**Information given**
——————————

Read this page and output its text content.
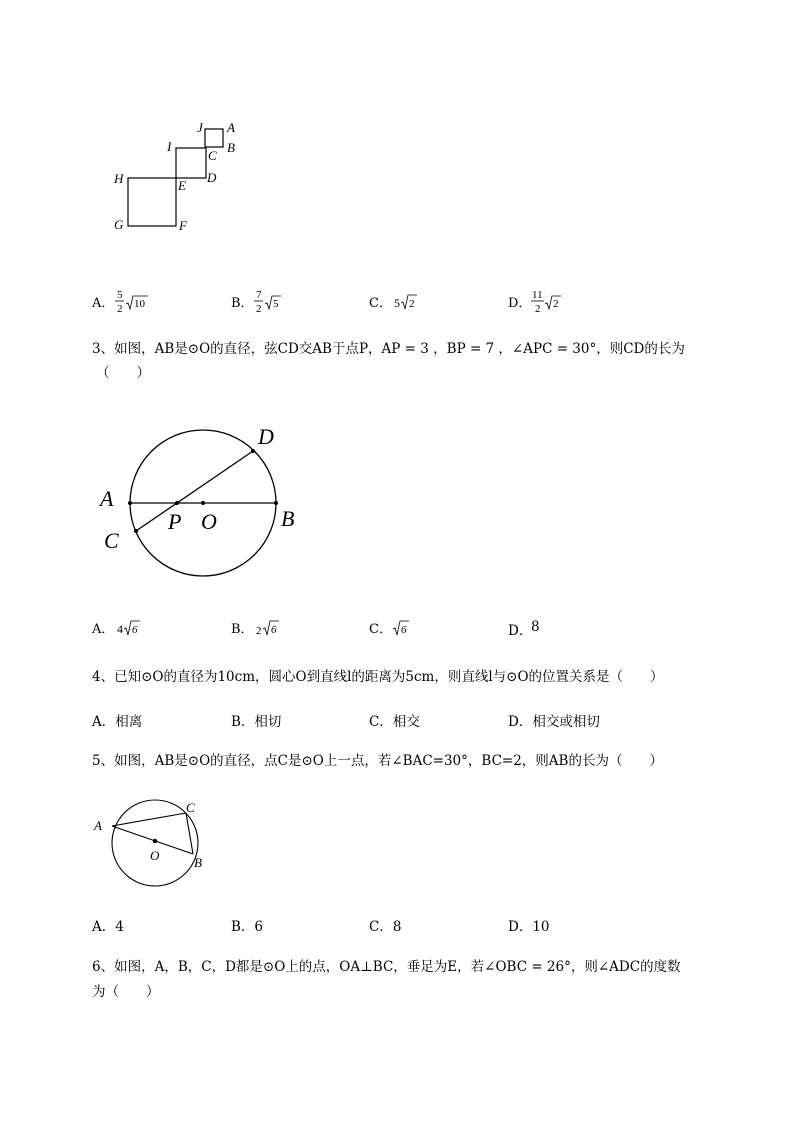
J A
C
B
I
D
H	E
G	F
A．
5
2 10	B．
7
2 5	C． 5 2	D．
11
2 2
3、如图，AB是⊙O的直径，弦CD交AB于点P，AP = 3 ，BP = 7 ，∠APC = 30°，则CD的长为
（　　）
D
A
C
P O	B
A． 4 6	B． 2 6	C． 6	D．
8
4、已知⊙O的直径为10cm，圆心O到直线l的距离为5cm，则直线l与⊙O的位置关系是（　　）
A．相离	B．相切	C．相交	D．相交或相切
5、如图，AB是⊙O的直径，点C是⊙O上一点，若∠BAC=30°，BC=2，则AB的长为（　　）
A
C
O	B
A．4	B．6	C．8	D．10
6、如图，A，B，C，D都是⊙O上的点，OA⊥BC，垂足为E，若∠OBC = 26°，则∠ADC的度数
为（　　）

——————————

Leave out the pictures and copy every record above exactly.

Read this page and output its text content.
J A
C
B
I
D
H	E
G	F
A．
5
2 10	B．
7
2 5	C． 5 2	D．
11
2 2
3、如图，AB是⊙O的直径，弦CD交AB于点P，AP = 3 ，BP = 7 ，∠APC = 30°，则CD的长为
（　　）
D
A
C
P O	B
A． 4 6	B． 2 6	C． 6	D．
8
4、已知⊙O的直径为10cm，圆心O到直线l的距离为5cm，则直线l与⊙O的位置关系是（　　）
A．相离	B．相切	C．相交	D．相交或相切
5、如图，AB是⊙O的直径，点C是⊙O上一点，若∠BAC=30°，BC=2，则AB的长为（　　）
A
C
O	B
A．4	B．6	C．8	D．10
6、如图，A，B，C，D都是⊙O上的点，OA⊥BC，垂足为E，若∠OBC = 26°，则∠ADC的度数
为（　　）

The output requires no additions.